» Requirement
Copy every line of the listing exactly.

-- BEGIN --

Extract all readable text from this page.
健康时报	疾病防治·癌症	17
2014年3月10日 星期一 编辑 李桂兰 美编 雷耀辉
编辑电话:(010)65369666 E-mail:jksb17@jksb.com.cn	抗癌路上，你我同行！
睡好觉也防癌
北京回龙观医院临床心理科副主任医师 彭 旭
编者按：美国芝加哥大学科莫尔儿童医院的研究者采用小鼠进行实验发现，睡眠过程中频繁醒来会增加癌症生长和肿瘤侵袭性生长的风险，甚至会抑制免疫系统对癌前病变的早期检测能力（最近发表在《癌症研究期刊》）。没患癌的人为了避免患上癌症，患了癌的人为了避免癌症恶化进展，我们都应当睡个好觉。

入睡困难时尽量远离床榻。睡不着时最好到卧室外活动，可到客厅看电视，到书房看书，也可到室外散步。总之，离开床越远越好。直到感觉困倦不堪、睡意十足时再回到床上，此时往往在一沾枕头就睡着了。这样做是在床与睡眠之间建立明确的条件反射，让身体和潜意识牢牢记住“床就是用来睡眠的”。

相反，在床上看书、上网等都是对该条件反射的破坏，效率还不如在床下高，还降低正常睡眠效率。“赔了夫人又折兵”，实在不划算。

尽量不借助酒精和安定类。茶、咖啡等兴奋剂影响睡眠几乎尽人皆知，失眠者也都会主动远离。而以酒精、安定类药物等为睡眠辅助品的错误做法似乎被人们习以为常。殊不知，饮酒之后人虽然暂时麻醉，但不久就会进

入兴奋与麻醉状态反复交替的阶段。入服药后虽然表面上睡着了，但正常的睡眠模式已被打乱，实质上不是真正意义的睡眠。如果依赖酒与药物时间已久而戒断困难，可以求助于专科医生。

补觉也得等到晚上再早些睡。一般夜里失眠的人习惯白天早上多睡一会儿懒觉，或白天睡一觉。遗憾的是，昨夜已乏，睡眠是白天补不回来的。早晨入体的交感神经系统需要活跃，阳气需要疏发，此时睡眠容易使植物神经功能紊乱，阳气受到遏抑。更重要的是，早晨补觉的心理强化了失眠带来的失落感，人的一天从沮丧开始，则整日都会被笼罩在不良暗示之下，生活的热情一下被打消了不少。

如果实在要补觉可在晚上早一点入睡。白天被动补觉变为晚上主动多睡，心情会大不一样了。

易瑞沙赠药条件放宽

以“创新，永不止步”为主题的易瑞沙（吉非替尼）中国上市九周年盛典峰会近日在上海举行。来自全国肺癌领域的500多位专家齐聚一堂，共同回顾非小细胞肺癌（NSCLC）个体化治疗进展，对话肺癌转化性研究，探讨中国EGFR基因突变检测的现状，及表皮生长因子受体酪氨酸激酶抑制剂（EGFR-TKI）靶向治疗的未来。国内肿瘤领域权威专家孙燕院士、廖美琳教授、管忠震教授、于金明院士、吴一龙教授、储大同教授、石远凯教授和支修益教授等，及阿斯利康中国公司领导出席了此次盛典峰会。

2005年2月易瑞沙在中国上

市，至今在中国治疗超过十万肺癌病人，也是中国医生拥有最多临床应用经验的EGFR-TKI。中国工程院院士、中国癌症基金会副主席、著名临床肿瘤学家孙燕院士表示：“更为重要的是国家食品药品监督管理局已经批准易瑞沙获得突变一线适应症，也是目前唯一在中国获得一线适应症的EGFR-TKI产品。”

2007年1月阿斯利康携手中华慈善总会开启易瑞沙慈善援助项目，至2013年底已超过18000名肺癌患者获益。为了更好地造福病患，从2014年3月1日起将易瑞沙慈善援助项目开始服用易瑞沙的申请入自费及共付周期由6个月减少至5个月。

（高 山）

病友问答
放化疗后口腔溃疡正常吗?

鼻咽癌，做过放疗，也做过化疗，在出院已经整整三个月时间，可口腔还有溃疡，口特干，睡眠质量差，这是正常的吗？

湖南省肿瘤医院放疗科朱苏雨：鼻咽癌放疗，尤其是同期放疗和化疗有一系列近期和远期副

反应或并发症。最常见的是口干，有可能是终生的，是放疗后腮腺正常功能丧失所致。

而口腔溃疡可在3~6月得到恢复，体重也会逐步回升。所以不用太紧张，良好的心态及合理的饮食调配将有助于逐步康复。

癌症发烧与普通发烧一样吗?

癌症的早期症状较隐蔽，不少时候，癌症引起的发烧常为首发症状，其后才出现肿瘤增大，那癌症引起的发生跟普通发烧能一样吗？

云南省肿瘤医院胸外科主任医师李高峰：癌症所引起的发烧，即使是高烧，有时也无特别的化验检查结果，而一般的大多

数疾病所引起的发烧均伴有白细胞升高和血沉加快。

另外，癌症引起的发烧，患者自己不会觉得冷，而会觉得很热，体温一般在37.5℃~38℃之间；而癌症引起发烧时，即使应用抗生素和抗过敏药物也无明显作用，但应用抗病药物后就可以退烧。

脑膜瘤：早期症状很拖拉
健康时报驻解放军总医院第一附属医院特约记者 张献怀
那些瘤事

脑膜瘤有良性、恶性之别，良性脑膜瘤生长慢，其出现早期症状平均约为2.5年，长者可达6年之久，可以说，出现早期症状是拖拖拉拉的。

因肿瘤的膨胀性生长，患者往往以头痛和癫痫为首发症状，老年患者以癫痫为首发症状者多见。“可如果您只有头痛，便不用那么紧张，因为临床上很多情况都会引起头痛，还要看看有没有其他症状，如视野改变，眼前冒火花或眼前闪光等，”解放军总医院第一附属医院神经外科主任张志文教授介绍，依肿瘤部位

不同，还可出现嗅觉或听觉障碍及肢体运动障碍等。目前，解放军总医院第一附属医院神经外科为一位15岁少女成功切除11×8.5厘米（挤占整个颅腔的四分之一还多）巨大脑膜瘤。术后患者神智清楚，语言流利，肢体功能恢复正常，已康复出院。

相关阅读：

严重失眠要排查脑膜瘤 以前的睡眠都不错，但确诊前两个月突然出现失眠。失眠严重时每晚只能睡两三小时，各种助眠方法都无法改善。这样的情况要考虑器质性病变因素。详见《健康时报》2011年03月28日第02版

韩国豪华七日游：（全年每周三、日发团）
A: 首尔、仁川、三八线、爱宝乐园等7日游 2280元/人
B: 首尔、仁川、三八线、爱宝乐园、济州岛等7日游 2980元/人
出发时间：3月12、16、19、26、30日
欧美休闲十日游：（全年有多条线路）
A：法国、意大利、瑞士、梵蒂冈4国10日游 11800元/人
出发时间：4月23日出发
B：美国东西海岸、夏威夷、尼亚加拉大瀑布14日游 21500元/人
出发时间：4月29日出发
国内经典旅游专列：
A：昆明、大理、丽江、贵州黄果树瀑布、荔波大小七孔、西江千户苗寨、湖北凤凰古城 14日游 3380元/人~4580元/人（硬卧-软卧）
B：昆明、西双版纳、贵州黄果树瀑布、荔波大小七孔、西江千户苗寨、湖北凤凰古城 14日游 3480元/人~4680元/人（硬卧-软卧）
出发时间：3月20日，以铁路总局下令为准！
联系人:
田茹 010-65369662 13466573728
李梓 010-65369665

-- END --

» Answer to this exercise
Extract all readable text from this page.
健康时报	疾病防治·癌症	17
2014年3月10日 星期一 编辑 李桂兰 美编 雷耀辉
编辑电话:(010)65369666 E-mail:jksb17@jksb.com.cn	抗癌路上，你我同行！
睡好觉也防癌
北京回龙观医院临床心理科副主任医师 彭 旭
编者按：美国芝加哥大学科莫尔儿童医院的研究者采用小鼠进行实验发现，睡眠过程中频繁醒来会增加癌症生长和肿瘤侵袭性生长的风险，甚至会抑制免疫系统对癌前病变的早期检测能力（最近发表在《癌症研究期刊》）。没患癌的人为了避免患上癌症，患了癌的人为了避免癌症恶化进展，我们都应当睡个好觉。

入睡困难时尽量远离床榻。睡不着时最好到卧室外活动，可到客厅看电视，到书房看书，也可到室外散步。总之，离开床越远越好。直到感觉困倦不堪、睡意十足时再回到床上，此时往往在一沾枕头就睡着了。这样做是在床与睡眠之间建立明确的条件反射，让身体和潜意识牢牢记住“床就是用来睡眠的”。

相反，在床上看书、上网等都是对该条件反射的破坏，效率还不如在床下高，还降低正常睡眠效率。“赔了夫人又折兵”，实在不划算。

尽量不借助酒精和安定类。茶、咖啡等兴奋剂影响睡眠几乎尽人皆知，失眠者也都会主动远离。而以酒精、安定类药物等为睡眠辅助品的错误做法似乎被人们习以为常。殊不知，饮酒之后人虽然暂时麻醉，但不久就会进

入兴奋与麻醉状态反复交替的阶段。入服药后虽然表面上睡着了，但正常的睡眠模式已被打乱，实质上不是真正意义的睡眠。如果依赖酒与药物时间已久而戒断困难，可以求助于专科医生。

补觉也得等到晚上再早些睡。一般夜里失眠的人习惯白天早上多睡一会儿懒觉，或白天睡一觉。遗憾的是，昨夜已乏，睡眠是白天补不回来的。早晨入体的交感神经系统需要活跃，阳气需要疏发，此时睡眠容易使植物神经功能紊乱，阳气受到遏抑。更重要的是，早晨补觉的心理强化了失眠带来的失落感，人的一天从沮丧开始，则整日都会被笼罩在不良暗示之下，生活的热情一下被打消了不少。

如果实在要补觉可在晚上早一点入睡。白天被动补觉变为晚上主动多睡，心情会大不一样了。

易瑞沙赠药条件放宽

以“创新，永不止步”为主题的易瑞沙（吉非替尼）中国上市九周年盛典峰会近日在上海举行。来自全国肺癌领域的500多位专家齐聚一堂，共同回顾非小细胞肺癌（NSCLC）个体化治疗进展，对话肺癌转化性研究，探讨中国EGFR基因突变检测的现状，及表皮生长因子受体酪氨酸激酶抑制剂（EGFR-TKI）靶向治疗的未来。国内肿瘤领域权威专家孙燕院士、廖美琳教授、管忠震教授、于金明院士、吴一龙教授、储大同教授、石远凯教授和支修益教授等，及阿斯利康中国公司领导出席了此次盛典峰会。

2005年2月易瑞沙在中国上

市，至今在中国治疗超过十万肺癌病人，也是中国医生拥有最多临床应用经验的EGFR-TKI。中国工程院院士、中国癌症基金会副主席、著名临床肿瘤学家孙燕院士表示：“更为重要的是国家食品药品监督管理局已经批准易瑞沙获得突变一线适应症，也是目前唯一在中国获得一线适应症的EGFR-TKI产品。”

2007年1月阿斯利康携手中华慈善总会开启易瑞沙慈善援助项目，至2013年底已超过18000名肺癌患者获益。为了更好地造福病患，从2014年3月1日起将易瑞沙慈善援助项目开始服用易瑞沙的申请入自费及共付周期由6个月减少至5个月。

（高 山）

病友问答
放化疗后口腔溃疡正常吗?

鼻咽癌，做过放疗，也做过化疗，在出院已经整整三个月时间，可口腔还有溃疡，口特干，睡眠质量差，这是正常的吗？

湖南省肿瘤医院放疗科朱苏雨：鼻咽癌放疗，尤其是同期放疗和化疗有一系列近期和远期副

反应或并发症。最常见的是口干，有可能是终生的，是放疗后腮腺正常功能丧失所致。

而口腔溃疡可在3~6月得到恢复，体重也会逐步回升。所以不用太紧张，良好的心态及合理的饮食调配将有助于逐步康复。

癌症发烧与普通发烧一样吗?

癌症的早期症状较隐蔽，不少时候，癌症引起的发烧常为首发症状，其后才出现肿瘤增大，那癌症引起的发生跟普通发烧能一样吗？

云南省肿瘤医院胸外科主任医师李高峰：癌症所引起的发烧，即使是高烧，有时也无特别的化验检查结果，而一般的大多

数疾病所引起的发烧均伴有白细胞升高和血沉加快。

另外，癌症引起的发烧，患者自己不会觉得冷，而会觉得很热，体温一般在37.5℃~38℃之间；而癌症引起发烧时，即使应用抗生素和抗过敏药物也无明显作用，但应用抗病药物后就可以退烧。

脑膜瘤：早期症状很拖拉
健康时报驻解放军总医院第一附属医院特约记者 张献怀
那些瘤事

脑膜瘤有良性、恶性之别，良性脑膜瘤生长慢，其出现早期症状平均约为2.5年，长者可达6年之久，可以说，出现早期症状是拖拖拉拉的。

因肿瘤的膨胀性生长，患者往往以头痛和癫痫为首发症状，老年患者以癫痫为首发症状者多见。“可如果您只有头痛，便不用那么紧张，因为临床上很多情况都会引起头痛，还要看看有没有其他症状，如视野改变，眼前冒火花或眼前闪光等，”解放军总医院第一附属医院神经外科主任张志文教授介绍，依肿瘤部位

不同，还可出现嗅觉或听觉障碍及肢体运动障碍等。目前，解放军总医院第一附属医院神经外科为一位15岁少女成功切除11×8.5厘米（挤占整个颅腔的四分之一还多）巨大脑膜瘤。术后患者神智清楚，语言流利，肢体功能恢复正常，已康复出院。

相关阅读：

严重失眠要排查脑膜瘤 以前的睡眠都不错，但确诊前两个月突然出现失眠。失眠严重时每晚只能睡两三小时，各种助眠方法都无法改善。这样的情况要考虑器质性病变因素。详见《健康时报》2011年03月28日第02版

韩国豪华七日游：（全年每周三、日发团）
A: 首尔、仁川、三八线、爱宝乐园等7日游 2280元/人
B: 首尔、仁川、三八线、爱宝乐园、济州岛等7日游 2980元/人
出发时间：3月12、16、19、26、30日
欧美休闲十日游：（全年有多条线路）
A：法国、意大利、瑞士、梵蒂冈4国10日游 11800元/人
出发时间：4月23日出发
B：美国东西海岸、夏威夷、尼亚加拉大瀑布14日游 21500元/人
出发时间：4月29日出发
国内经典旅游专列：
A：昆明、大理、丽江、贵州黄果树瀑布、荔波大小七孔、西江千户苗寨、湖北凤凰古城 14日游 3380元/人~4580元/人（硬卧-软卧）
B：昆明、西双版纳、贵州黄果树瀑布、荔波大小七孔、西江千户苗寨、湖北凤凰古城 14日游 3480元/人~4680元/人（硬卧-软卧）
出发时间：3月20日，以铁路总局下令为准！
联系人:
田茹 010-65369662 13466573728
李梓 010-65369665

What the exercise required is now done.